TASK STATEMENT
All records below must be retyped exactly.

WORKING DATA
▶

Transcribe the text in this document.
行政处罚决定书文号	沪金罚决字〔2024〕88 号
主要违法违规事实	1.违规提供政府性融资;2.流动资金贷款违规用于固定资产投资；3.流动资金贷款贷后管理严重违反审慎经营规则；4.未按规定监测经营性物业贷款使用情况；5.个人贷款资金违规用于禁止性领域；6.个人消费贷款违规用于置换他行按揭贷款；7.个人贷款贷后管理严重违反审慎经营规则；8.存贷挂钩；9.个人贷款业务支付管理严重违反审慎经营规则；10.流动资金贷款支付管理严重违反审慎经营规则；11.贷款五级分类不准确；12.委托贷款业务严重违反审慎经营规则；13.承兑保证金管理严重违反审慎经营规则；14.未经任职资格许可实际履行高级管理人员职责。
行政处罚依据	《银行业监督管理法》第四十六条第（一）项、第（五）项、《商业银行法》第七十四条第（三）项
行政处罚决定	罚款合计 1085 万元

◀

TASK RESULT
Transcribe the text in this document.
行政处罚决定书文号	沪金罚决字〔2024〕88 号
主要违法违规事实	1.违规提供政府性融资;2.流动资金贷款违规用于固定资产投资；3.流动资金贷款贷后管理严重违反审慎经营规则；4.未按规定监测经营性物业贷款使用情况；5.个人贷款资金违规用于禁止性领域；6.个人消费贷款违规用于置换他行按揭贷款；7.个人贷款贷后管理严重违反审慎经营规则；8.存贷挂钩；9.个人贷款业务支付管理严重违反审慎经营规则；10.流动资金贷款支付管理严重违反审慎经营规则；11.贷款五级分类不准确；12.委托贷款业务严重违反审慎经营规则；13.承兑保证金管理严重违反审慎经营规则；14.未经任职资格许可实际履行高级管理人员职责。
行政处罚依据	《银行业监督管理法》第四十六条第（一）项、第（五）项、《商业银行法》第七十四条第（三）项
行政处罚决定	罚款合计 1085 万元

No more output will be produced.